> **TASK STATEMENT**
Gather up every line from the entries below that uses the word "socket".

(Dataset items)
* begin *
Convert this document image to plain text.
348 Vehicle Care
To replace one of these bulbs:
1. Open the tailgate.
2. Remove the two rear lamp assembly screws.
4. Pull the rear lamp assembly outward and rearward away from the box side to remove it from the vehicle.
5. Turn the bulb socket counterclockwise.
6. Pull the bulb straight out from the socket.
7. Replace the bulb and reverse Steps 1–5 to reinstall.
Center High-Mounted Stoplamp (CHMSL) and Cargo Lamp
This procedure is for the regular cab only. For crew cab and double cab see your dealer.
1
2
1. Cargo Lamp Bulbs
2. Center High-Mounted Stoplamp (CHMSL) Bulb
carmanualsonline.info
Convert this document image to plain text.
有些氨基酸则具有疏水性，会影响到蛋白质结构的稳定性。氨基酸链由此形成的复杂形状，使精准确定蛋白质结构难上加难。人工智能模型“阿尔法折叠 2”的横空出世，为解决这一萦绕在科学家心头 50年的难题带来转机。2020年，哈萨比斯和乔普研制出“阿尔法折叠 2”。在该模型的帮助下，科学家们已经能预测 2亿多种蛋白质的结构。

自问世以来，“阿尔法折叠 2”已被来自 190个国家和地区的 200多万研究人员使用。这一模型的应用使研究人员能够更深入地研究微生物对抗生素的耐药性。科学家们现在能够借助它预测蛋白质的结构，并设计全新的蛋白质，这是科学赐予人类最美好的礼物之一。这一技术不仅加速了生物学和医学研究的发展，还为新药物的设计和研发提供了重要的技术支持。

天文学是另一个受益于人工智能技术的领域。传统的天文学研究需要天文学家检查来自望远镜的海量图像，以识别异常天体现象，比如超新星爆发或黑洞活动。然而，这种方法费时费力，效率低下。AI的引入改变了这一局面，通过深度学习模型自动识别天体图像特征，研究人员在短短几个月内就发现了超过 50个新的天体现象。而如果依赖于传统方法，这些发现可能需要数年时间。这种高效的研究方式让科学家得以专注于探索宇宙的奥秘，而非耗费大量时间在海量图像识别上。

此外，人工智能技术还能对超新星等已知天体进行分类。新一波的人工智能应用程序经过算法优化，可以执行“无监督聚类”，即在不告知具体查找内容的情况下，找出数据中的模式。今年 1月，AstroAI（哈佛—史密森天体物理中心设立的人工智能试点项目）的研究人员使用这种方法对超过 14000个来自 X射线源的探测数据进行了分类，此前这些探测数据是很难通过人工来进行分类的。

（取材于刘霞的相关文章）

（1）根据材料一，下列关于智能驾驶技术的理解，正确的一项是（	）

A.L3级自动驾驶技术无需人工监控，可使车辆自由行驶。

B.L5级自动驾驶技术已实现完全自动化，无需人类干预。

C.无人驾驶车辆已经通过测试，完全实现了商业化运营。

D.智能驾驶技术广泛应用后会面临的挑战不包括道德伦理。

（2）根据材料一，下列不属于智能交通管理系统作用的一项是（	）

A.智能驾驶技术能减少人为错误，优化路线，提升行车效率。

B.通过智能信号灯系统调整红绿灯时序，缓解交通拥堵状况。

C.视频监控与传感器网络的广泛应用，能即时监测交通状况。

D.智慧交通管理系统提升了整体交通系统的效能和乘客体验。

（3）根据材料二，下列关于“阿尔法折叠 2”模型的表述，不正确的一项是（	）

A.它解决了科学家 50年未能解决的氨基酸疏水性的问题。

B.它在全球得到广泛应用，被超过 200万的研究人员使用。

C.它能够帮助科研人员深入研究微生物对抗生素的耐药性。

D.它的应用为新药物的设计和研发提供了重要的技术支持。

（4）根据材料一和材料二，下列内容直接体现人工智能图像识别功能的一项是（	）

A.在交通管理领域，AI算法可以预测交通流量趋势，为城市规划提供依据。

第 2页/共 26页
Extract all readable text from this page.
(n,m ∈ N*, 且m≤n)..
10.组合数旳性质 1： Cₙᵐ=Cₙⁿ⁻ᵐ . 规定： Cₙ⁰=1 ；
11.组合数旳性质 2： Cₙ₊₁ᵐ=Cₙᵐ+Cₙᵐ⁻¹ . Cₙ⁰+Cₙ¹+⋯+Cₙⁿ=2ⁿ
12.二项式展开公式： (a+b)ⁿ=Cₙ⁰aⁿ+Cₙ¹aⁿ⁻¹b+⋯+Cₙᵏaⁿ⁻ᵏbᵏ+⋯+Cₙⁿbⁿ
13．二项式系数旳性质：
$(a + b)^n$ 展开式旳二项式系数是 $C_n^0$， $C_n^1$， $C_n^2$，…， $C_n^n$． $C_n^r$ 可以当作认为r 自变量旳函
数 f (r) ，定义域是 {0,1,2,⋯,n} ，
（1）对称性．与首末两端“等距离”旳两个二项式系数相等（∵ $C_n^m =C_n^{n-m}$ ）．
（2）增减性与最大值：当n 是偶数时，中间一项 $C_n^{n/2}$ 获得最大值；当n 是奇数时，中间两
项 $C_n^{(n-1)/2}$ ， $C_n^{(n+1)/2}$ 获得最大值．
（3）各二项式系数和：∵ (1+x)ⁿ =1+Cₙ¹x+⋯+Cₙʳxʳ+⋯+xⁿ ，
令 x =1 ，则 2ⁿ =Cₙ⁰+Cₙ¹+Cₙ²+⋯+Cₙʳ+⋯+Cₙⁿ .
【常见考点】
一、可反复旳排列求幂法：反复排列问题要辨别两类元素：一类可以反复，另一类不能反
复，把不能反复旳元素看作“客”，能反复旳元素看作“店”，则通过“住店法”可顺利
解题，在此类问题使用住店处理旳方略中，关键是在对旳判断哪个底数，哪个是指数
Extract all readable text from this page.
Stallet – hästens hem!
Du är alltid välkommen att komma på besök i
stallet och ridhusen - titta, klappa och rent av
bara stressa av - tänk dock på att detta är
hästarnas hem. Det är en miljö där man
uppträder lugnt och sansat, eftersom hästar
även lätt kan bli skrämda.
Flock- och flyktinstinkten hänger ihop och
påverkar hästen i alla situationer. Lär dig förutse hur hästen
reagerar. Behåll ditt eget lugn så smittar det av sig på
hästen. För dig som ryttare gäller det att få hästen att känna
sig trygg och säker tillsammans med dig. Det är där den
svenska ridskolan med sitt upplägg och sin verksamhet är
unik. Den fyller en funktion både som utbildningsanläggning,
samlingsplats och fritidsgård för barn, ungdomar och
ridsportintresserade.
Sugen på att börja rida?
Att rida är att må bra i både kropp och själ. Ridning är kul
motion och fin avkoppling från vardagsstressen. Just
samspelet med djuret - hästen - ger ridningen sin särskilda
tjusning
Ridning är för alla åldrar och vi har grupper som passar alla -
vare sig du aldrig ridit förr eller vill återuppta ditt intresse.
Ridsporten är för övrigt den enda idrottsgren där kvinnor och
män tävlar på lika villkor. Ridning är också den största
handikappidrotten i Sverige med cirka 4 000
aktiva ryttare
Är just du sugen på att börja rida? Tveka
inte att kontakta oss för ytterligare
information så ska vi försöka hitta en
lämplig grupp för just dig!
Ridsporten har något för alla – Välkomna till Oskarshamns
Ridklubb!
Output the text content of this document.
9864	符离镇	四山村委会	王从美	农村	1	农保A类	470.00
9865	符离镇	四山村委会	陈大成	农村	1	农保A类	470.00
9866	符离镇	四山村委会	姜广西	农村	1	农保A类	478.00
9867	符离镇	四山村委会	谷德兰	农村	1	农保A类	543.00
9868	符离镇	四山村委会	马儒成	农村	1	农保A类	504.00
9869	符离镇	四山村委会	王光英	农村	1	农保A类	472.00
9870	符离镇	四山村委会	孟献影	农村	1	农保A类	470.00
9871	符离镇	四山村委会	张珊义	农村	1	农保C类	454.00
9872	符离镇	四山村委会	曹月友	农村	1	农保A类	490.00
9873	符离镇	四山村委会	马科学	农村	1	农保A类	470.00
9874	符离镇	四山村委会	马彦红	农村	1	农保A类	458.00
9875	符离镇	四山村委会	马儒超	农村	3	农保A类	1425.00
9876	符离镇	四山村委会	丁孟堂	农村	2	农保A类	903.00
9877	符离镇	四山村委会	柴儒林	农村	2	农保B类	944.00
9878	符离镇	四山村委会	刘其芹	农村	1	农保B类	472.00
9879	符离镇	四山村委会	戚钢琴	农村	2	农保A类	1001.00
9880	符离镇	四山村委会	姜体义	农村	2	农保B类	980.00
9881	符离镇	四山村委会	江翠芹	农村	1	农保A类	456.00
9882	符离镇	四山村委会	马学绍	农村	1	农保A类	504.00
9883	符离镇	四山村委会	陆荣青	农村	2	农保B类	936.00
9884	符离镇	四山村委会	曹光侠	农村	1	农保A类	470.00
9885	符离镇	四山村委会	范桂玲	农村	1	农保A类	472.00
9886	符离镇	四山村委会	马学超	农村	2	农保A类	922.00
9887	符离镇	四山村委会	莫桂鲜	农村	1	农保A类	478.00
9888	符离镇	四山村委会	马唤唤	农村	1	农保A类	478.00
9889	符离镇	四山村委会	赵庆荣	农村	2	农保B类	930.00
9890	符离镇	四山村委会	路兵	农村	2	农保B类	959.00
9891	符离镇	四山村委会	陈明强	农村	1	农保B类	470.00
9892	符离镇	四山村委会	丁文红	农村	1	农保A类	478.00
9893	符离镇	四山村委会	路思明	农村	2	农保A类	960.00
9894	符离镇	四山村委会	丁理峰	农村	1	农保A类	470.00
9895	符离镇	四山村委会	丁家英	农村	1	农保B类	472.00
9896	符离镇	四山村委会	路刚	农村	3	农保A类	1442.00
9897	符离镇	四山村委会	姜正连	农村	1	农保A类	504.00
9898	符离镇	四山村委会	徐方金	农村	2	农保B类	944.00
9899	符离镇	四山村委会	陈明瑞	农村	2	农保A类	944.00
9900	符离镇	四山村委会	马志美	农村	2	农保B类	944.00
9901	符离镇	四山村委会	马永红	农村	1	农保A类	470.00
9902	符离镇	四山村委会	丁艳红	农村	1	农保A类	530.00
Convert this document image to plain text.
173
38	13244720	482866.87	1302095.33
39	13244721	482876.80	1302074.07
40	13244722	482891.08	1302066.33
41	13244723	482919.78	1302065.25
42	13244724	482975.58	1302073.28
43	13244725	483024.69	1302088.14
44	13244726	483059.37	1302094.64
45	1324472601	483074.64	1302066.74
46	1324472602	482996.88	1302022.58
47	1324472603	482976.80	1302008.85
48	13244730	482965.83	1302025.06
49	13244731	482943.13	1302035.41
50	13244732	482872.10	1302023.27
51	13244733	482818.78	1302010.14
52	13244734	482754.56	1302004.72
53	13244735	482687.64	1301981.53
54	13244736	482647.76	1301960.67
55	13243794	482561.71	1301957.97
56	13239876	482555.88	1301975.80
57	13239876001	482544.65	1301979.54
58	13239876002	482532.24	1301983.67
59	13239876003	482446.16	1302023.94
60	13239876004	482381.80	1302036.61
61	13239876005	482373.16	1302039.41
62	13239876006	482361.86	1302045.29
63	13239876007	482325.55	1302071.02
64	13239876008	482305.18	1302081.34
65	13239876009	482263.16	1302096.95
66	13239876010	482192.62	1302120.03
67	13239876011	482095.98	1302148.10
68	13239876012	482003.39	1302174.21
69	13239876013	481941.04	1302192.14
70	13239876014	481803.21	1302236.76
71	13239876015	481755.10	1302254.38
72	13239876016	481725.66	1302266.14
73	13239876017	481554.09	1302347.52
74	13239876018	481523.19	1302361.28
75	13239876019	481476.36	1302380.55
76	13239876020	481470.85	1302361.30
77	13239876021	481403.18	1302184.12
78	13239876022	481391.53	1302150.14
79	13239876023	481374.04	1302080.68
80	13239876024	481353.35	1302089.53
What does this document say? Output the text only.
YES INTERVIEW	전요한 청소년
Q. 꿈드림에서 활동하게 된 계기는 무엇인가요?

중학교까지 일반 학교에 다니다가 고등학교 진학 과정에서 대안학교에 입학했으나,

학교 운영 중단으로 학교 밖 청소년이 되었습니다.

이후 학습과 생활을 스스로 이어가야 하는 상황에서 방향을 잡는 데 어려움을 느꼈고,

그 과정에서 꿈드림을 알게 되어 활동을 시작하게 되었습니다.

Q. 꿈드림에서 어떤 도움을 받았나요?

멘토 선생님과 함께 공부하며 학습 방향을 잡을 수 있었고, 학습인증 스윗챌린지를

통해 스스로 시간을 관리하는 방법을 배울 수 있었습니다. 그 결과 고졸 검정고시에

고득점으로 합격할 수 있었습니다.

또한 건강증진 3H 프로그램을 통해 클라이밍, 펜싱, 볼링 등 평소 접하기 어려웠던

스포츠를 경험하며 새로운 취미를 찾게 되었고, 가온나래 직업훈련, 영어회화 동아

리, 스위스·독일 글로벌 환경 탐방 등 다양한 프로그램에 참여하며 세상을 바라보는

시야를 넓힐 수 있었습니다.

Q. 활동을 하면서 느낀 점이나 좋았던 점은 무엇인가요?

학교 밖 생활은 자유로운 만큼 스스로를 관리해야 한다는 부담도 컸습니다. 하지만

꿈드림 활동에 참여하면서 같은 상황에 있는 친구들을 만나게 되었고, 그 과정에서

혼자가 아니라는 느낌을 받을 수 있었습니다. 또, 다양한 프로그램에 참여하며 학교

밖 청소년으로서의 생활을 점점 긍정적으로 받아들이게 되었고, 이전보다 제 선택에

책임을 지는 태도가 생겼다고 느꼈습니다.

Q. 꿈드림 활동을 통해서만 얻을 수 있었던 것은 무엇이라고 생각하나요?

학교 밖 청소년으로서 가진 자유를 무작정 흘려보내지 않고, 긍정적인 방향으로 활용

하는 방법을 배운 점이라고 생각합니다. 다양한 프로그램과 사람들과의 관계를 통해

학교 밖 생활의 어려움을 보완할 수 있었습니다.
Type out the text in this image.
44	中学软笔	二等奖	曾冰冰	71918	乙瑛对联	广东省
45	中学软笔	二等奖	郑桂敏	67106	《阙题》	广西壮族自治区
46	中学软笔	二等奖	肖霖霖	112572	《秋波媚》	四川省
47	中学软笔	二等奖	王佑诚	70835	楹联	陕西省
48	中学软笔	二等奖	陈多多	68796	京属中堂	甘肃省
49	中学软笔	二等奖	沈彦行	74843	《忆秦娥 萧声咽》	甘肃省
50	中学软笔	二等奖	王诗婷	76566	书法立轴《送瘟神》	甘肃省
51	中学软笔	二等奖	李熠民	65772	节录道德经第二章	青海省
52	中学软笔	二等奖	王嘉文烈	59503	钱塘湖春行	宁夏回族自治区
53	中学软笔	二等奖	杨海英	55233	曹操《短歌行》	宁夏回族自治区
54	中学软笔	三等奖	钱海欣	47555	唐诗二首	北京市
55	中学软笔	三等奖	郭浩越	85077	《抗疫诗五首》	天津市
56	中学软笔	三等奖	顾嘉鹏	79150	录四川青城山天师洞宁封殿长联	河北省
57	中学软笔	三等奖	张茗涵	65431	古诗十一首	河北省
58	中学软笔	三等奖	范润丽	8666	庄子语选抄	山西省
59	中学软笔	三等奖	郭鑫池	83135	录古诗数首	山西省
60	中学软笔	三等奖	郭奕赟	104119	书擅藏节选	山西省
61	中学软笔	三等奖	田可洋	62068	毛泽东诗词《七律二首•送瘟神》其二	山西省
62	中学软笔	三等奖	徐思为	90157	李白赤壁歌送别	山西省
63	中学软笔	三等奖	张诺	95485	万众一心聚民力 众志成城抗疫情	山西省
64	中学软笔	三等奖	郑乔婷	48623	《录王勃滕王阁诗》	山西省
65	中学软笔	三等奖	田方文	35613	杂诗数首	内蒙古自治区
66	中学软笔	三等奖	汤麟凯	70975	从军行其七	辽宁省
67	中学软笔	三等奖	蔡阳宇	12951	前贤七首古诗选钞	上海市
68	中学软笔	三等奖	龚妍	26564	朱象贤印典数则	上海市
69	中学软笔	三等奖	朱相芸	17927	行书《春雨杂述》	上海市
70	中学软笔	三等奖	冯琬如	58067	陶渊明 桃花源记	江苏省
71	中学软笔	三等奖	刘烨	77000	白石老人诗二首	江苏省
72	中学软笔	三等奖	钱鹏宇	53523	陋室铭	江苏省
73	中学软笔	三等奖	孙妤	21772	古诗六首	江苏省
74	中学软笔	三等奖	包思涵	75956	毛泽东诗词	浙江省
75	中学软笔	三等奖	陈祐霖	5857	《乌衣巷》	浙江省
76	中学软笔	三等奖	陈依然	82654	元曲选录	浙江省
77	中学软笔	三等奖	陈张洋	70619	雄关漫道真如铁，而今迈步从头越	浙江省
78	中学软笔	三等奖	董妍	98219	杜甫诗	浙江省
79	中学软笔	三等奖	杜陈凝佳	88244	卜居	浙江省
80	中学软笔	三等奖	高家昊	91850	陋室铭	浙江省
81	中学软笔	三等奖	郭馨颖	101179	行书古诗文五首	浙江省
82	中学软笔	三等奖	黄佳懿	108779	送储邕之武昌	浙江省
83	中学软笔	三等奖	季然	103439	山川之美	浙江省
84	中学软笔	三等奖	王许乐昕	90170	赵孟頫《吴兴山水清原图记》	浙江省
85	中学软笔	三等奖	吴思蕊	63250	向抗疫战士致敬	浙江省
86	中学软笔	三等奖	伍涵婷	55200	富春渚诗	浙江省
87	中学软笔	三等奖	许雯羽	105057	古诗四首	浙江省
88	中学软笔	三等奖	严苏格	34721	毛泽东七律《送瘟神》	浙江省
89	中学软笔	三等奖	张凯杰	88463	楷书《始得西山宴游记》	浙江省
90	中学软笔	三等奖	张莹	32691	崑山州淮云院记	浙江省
* end *
> **SOLUTION BELOW**
5. Turn the bulb socket counterclockwise.
6. Pull the bulb straight out from the socket.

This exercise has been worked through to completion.